* Task objective
In the records below, pick out all lines containing the word "name".

* Source records
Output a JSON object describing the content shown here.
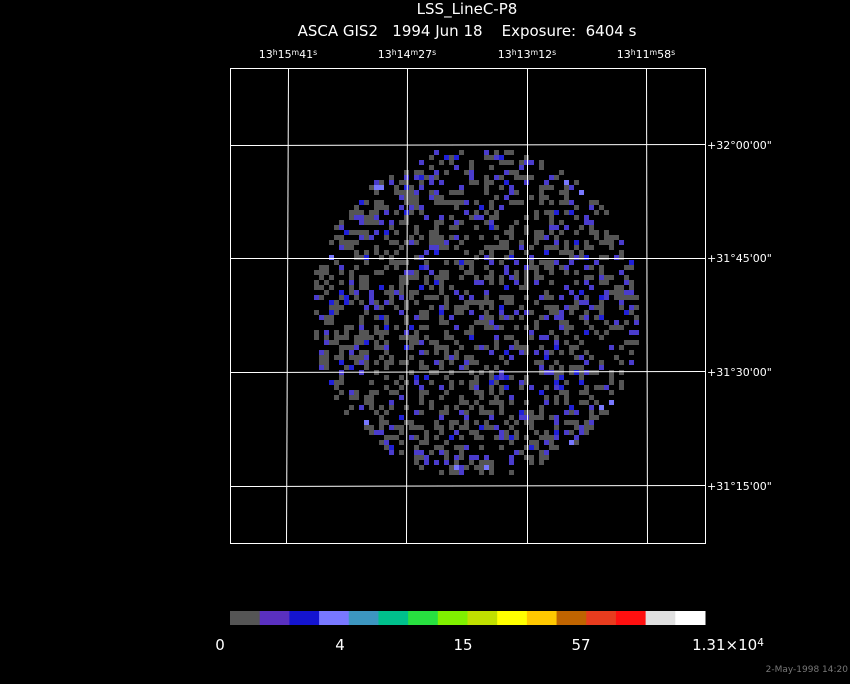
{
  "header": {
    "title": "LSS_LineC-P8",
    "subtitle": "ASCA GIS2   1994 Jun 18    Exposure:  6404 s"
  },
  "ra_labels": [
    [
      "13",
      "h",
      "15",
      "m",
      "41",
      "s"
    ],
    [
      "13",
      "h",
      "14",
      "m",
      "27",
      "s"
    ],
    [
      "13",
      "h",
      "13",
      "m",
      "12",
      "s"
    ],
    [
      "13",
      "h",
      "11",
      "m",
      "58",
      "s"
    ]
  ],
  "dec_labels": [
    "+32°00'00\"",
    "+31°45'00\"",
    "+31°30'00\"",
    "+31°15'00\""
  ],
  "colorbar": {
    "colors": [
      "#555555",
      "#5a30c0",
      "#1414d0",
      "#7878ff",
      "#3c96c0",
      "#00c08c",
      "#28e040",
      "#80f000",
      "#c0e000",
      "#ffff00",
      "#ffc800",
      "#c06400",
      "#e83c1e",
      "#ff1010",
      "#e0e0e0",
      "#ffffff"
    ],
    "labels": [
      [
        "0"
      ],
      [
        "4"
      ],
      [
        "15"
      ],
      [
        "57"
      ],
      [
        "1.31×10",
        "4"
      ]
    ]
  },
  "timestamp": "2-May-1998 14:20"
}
--
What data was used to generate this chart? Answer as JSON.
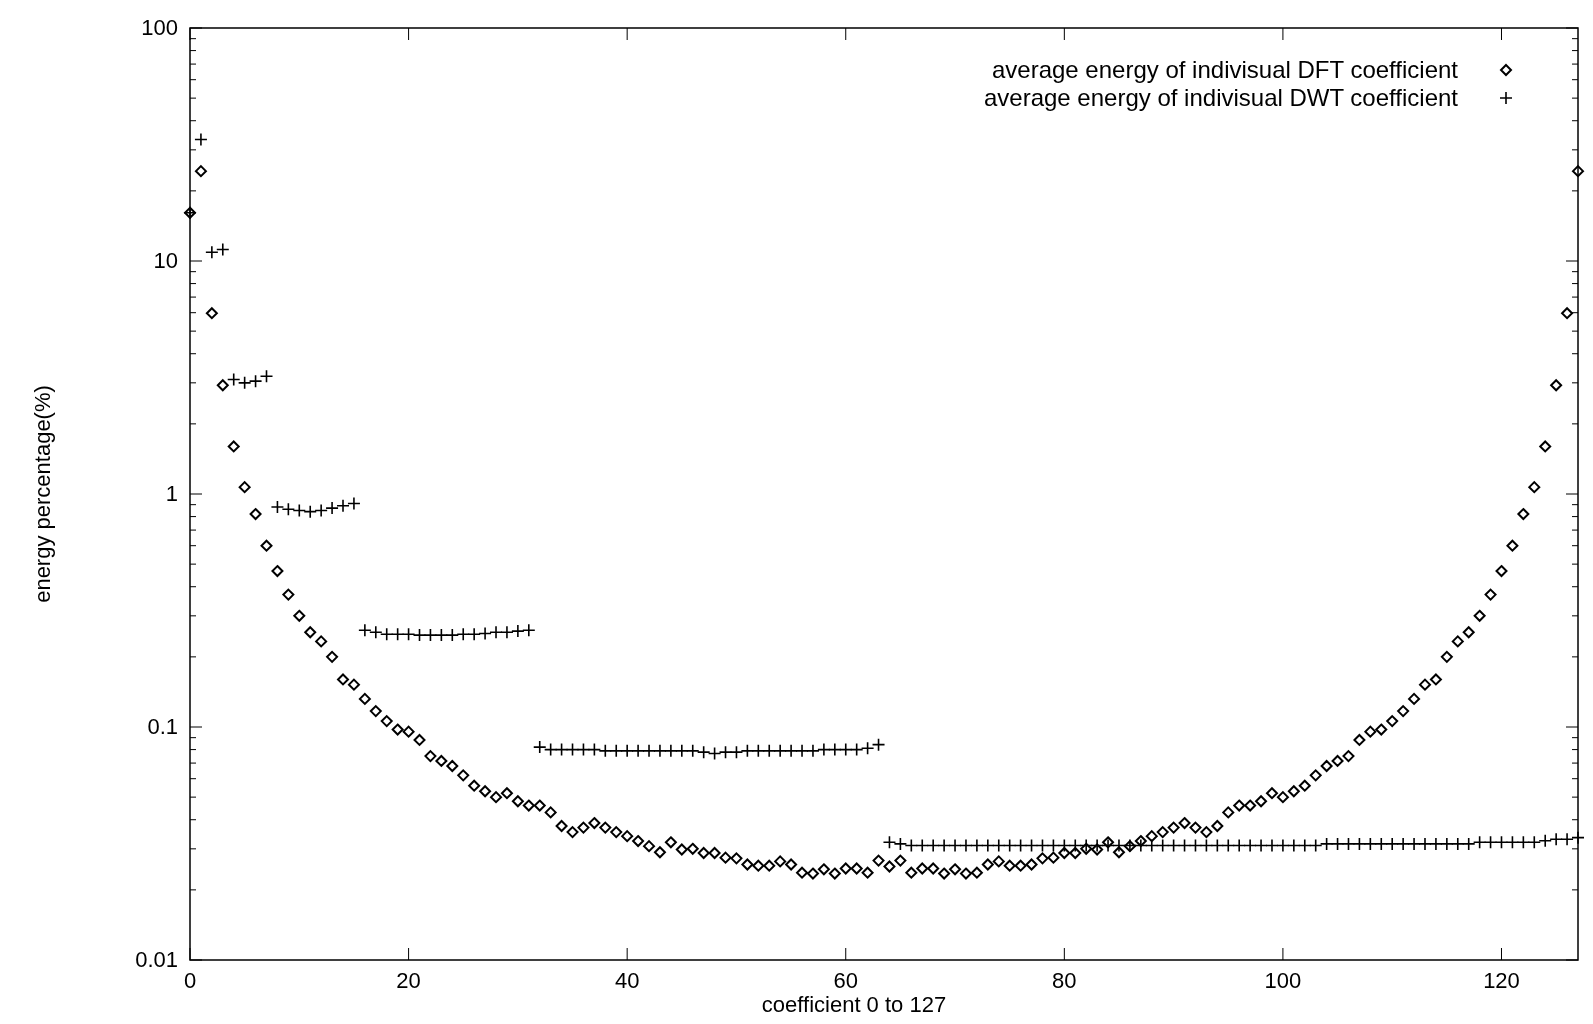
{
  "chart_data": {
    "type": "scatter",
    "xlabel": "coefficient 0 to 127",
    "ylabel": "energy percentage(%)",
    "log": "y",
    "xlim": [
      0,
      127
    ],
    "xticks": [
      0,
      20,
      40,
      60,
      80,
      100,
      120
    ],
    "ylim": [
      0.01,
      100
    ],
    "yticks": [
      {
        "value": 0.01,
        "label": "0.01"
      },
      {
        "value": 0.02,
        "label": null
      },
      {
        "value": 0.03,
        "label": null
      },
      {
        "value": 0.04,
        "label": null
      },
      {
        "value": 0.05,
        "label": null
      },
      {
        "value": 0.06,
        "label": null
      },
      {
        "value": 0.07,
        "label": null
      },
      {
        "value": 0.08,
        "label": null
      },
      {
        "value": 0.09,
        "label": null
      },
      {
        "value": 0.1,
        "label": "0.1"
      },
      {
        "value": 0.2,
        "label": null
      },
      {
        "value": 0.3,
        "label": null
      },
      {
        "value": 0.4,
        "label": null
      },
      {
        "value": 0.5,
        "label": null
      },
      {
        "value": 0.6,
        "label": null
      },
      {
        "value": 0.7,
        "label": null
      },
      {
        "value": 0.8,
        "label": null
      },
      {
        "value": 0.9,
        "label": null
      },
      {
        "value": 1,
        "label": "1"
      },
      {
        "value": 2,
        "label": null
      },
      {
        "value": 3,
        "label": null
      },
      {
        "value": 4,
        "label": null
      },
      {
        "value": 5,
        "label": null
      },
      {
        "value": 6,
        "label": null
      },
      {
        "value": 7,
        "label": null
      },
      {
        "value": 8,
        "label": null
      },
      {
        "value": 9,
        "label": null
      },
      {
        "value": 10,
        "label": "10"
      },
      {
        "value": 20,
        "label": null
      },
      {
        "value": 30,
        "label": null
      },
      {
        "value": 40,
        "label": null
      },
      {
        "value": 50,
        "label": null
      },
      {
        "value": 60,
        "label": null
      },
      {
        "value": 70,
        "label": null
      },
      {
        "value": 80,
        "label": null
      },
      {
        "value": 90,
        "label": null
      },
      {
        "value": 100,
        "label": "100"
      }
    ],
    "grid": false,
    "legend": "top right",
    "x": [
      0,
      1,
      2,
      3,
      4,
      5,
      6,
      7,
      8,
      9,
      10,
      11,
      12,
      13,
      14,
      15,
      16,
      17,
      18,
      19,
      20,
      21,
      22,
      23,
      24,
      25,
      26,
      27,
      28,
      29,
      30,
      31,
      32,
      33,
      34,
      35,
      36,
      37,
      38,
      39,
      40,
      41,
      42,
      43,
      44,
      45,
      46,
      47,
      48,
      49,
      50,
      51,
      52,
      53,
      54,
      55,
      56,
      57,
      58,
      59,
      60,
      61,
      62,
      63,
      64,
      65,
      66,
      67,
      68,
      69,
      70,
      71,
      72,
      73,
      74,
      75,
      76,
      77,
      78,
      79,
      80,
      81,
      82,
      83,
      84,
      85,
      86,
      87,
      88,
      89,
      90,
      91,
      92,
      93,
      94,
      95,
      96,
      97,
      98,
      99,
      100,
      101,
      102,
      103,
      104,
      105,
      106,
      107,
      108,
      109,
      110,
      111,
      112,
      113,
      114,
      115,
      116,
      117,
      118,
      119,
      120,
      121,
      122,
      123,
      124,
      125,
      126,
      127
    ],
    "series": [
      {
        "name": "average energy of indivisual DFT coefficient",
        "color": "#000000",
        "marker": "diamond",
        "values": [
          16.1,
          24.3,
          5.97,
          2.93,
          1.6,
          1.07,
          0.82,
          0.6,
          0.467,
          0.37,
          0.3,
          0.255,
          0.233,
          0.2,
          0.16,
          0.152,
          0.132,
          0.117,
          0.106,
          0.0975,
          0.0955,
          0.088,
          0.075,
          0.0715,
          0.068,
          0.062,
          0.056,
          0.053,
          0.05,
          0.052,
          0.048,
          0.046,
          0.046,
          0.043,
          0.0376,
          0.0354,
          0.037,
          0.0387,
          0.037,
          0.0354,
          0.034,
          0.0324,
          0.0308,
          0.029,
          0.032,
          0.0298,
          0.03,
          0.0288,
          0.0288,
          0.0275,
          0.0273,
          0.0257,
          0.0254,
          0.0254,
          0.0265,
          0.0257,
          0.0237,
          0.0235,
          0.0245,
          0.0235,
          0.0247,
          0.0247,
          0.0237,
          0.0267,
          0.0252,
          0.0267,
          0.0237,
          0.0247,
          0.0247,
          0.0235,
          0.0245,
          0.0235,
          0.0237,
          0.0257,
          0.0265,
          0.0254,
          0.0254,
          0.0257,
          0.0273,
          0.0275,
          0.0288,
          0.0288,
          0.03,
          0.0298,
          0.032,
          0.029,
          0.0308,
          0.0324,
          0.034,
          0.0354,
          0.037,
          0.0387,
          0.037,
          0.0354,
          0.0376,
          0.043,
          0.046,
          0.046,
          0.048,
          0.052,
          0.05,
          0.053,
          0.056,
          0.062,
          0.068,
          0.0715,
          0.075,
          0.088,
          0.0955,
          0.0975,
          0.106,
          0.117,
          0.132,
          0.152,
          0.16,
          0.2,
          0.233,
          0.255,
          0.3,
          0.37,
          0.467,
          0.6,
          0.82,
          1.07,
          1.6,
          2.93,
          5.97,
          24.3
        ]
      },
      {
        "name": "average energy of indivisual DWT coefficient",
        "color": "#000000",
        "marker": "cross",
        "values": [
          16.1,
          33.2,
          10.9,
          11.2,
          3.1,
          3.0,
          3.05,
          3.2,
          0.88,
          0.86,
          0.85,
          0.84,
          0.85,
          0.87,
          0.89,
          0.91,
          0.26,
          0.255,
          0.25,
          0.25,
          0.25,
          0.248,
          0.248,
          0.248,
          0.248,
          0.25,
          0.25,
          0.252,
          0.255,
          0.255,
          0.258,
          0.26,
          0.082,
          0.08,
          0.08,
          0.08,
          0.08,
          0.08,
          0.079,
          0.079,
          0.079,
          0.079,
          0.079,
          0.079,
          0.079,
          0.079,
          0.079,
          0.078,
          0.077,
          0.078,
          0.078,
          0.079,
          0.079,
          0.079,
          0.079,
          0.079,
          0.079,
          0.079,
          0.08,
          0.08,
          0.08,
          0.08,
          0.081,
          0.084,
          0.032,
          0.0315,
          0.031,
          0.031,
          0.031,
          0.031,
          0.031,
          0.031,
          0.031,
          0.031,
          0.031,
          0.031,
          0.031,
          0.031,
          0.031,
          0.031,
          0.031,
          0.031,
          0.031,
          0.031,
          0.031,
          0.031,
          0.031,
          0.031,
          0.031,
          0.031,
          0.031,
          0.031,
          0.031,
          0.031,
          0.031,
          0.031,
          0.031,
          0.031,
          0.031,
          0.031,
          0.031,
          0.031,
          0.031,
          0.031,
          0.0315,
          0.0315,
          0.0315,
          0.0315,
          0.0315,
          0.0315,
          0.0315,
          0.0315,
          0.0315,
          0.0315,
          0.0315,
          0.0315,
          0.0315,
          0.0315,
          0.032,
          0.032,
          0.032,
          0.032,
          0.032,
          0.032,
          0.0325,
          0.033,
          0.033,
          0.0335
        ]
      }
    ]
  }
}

* The reply
        "name": "average energy of indivisual DFT coefficient",
        "name": "average energy of indivisual DWT coefficient",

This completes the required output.